### To do
Copy every line of the records below, swapping each "data-label" for "value-label" and leaving everything else unchanged.

Bounding box entries
START
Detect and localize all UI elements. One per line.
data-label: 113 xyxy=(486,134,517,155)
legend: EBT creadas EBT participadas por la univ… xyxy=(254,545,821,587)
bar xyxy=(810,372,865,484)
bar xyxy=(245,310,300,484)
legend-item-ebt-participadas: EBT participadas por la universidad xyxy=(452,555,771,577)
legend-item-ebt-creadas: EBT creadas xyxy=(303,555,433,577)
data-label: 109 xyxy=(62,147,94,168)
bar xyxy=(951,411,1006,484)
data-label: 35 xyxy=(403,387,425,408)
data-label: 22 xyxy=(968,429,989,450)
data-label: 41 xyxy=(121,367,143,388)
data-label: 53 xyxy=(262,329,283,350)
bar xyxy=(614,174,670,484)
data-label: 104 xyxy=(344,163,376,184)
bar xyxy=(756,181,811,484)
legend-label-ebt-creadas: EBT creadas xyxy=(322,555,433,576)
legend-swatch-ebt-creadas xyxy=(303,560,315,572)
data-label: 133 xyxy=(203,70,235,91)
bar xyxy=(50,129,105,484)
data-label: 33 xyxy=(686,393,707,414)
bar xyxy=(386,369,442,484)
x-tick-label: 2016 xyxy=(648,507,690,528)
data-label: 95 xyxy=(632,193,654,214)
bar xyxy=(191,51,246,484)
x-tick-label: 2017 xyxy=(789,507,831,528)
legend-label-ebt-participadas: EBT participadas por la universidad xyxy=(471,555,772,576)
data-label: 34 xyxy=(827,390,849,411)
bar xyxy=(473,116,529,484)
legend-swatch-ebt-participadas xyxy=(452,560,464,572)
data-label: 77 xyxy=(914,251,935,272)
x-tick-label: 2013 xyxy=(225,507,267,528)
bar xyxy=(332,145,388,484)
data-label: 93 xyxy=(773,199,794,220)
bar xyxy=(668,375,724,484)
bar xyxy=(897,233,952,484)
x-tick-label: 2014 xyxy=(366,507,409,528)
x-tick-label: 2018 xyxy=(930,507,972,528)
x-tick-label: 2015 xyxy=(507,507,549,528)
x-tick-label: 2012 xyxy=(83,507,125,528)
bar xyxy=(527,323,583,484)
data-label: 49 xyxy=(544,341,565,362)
END
### Response to this exercise
Detect and localize all UI elements. One per line.
value-label: 113 xyxy=(486,134,517,155)
legend: EBT creadas EBT participadas por la univ… xyxy=(254,545,821,587)
bar xyxy=(810,372,865,484)
bar xyxy=(245,310,300,484)
legend-item-ebt-participadas: EBT participadas por la universidad xyxy=(452,555,771,577)
legend-item-ebt-creadas: EBT creadas xyxy=(303,555,433,577)
value-label: 109 xyxy=(62,147,94,168)
bar xyxy=(951,411,1006,484)
value-label: 35 xyxy=(403,387,425,408)
value-label: 22 xyxy=(968,429,989,450)
value-label: 41 xyxy=(121,367,143,388)
value-label: 53 xyxy=(262,329,283,350)
bar xyxy=(614,174,670,484)
value-label: 104 xyxy=(344,163,376,184)
bar xyxy=(756,181,811,484)
legend-label-ebt-creadas: EBT creadas xyxy=(322,555,433,576)
legend-swatch-ebt-creadas xyxy=(303,560,315,572)
value-label: 133 xyxy=(203,70,235,91)
bar xyxy=(50,129,105,484)
value-label: 33 xyxy=(686,393,707,414)
bar xyxy=(386,369,442,484)
x-tick-label: 2016 xyxy=(648,507,690,528)
value-label: 95 xyxy=(632,193,654,214)
bar xyxy=(191,51,246,484)
x-tick-label: 2017 xyxy=(789,507,831,528)
legend-label-ebt-participadas: EBT participadas por la universidad xyxy=(471,555,772,576)
value-label: 34 xyxy=(827,390,849,411)
bar xyxy=(473,116,529,484)
legend-swatch-ebt-participadas xyxy=(452,560,464,572)
value-label: 77 xyxy=(914,251,935,272)
x-tick-label: 2013 xyxy=(225,507,267,528)
bar xyxy=(332,145,388,484)
value-label: 93 xyxy=(773,199,794,220)
bar xyxy=(668,375,724,484)
bar xyxy=(897,233,952,484)
x-tick-label: 2014 xyxy=(366,507,409,528)
x-tick-label: 2018 xyxy=(930,507,972,528)
x-tick-label: 2015 xyxy=(507,507,549,528)
x-tick-label: 2012 xyxy=(83,507,125,528)
bar xyxy=(527,323,583,484)
value-label: 49 xyxy=(544,341,565,362)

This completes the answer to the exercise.